=== Task objective ===
Scan the material below for the string "Погрібна", and copy every line where it shows up.

(Stored entries)
_ _ _

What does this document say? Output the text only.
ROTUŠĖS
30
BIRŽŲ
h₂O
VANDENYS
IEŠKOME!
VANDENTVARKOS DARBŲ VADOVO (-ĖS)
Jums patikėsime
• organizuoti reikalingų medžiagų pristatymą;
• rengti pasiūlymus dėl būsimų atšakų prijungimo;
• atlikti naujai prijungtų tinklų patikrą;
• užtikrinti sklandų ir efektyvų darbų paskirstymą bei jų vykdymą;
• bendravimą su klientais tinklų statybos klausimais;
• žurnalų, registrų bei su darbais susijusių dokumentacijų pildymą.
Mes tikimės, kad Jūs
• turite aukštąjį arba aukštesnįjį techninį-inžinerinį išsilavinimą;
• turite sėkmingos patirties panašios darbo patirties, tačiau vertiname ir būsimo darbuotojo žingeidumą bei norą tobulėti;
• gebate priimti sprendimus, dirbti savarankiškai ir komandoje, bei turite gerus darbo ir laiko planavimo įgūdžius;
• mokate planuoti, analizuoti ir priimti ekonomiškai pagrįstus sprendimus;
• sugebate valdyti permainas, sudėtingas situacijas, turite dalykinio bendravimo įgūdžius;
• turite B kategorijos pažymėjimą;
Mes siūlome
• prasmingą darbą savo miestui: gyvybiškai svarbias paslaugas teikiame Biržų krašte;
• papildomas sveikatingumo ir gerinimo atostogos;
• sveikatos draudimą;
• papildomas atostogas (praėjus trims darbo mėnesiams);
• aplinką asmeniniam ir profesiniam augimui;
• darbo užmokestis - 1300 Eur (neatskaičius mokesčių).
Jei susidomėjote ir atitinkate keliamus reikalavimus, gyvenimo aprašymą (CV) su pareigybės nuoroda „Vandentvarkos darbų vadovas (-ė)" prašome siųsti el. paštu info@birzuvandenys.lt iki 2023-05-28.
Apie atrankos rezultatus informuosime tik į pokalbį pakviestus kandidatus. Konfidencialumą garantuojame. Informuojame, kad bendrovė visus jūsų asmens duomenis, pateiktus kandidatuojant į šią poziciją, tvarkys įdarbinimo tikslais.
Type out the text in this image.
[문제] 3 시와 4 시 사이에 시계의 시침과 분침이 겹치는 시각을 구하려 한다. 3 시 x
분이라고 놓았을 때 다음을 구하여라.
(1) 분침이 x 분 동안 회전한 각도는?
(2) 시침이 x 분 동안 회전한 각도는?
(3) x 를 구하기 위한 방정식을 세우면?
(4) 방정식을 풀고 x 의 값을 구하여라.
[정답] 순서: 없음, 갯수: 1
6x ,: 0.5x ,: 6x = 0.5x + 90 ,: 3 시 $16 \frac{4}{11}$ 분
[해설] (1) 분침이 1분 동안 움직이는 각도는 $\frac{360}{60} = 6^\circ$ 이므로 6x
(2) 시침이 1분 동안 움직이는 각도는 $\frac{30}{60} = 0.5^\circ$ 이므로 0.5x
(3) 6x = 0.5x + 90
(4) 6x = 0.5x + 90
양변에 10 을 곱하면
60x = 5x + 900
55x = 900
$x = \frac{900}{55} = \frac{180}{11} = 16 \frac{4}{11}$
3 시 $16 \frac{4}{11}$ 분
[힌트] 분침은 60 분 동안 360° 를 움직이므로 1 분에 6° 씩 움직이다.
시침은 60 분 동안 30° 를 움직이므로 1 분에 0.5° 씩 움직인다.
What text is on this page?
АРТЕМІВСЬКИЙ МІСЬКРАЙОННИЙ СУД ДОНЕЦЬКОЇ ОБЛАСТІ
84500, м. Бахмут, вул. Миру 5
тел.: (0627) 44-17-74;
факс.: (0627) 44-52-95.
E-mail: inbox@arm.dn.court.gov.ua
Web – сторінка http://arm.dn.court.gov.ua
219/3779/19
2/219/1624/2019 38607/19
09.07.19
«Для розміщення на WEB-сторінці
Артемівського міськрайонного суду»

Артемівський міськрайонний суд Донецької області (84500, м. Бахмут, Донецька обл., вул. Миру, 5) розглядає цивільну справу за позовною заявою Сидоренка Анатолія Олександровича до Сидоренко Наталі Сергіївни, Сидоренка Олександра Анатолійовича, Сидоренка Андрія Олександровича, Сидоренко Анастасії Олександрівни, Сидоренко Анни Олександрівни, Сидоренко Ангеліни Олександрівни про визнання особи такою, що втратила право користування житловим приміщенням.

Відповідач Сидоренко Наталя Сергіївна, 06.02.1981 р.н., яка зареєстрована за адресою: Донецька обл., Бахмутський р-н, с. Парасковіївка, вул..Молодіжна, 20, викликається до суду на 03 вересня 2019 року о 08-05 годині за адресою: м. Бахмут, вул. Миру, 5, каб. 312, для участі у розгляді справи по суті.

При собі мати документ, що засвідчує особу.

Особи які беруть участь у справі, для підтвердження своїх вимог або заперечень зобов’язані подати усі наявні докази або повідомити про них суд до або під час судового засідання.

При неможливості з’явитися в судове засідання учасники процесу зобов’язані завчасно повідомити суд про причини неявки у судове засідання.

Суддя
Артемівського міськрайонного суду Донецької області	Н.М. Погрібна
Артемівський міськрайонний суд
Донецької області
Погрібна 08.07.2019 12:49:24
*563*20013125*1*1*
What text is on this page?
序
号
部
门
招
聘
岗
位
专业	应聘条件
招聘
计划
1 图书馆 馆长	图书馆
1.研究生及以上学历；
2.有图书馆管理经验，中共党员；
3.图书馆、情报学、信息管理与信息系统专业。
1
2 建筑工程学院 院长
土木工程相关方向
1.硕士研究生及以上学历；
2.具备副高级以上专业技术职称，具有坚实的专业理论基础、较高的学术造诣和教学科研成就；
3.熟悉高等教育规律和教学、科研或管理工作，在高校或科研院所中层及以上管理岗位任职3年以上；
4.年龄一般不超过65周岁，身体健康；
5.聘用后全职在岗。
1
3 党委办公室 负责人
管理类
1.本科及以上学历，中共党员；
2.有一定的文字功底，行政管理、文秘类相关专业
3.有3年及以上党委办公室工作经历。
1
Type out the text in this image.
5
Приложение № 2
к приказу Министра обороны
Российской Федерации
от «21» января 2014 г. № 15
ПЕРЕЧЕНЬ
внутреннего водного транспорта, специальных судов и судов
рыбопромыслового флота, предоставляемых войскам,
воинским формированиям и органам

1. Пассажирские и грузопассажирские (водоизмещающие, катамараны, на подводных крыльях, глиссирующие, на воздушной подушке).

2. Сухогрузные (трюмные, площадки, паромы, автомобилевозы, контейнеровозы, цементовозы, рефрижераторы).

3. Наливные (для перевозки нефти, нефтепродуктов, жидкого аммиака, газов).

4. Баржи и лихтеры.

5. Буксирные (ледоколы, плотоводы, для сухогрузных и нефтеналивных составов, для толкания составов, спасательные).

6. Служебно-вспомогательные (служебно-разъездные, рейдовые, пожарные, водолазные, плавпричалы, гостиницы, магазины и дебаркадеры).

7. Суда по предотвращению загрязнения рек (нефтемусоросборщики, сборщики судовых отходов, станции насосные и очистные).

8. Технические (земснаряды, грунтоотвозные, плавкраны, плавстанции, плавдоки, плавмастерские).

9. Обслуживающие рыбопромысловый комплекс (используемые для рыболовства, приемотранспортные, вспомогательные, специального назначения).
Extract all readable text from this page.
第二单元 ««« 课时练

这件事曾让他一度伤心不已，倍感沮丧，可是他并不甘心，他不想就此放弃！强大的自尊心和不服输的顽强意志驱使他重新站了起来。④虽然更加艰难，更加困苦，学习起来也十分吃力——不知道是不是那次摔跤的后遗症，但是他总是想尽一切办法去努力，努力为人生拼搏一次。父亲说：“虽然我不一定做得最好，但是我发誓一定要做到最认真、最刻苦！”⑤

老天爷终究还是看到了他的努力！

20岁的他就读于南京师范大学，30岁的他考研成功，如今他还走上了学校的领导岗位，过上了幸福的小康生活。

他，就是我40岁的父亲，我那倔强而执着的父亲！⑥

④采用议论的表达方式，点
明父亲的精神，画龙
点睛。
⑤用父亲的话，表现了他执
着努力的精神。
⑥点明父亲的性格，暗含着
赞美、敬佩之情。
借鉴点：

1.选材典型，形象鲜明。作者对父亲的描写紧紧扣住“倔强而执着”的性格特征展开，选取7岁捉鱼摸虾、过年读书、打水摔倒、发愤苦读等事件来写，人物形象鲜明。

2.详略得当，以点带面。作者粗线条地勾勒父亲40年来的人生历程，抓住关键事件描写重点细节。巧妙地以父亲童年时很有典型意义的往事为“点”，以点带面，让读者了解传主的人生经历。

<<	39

_ _ _

=== Answer to this task ===
Артемівського міськрайонного суду Донецької області	Н.М. Погрібна
Погрібна 08.07.2019 12:49:24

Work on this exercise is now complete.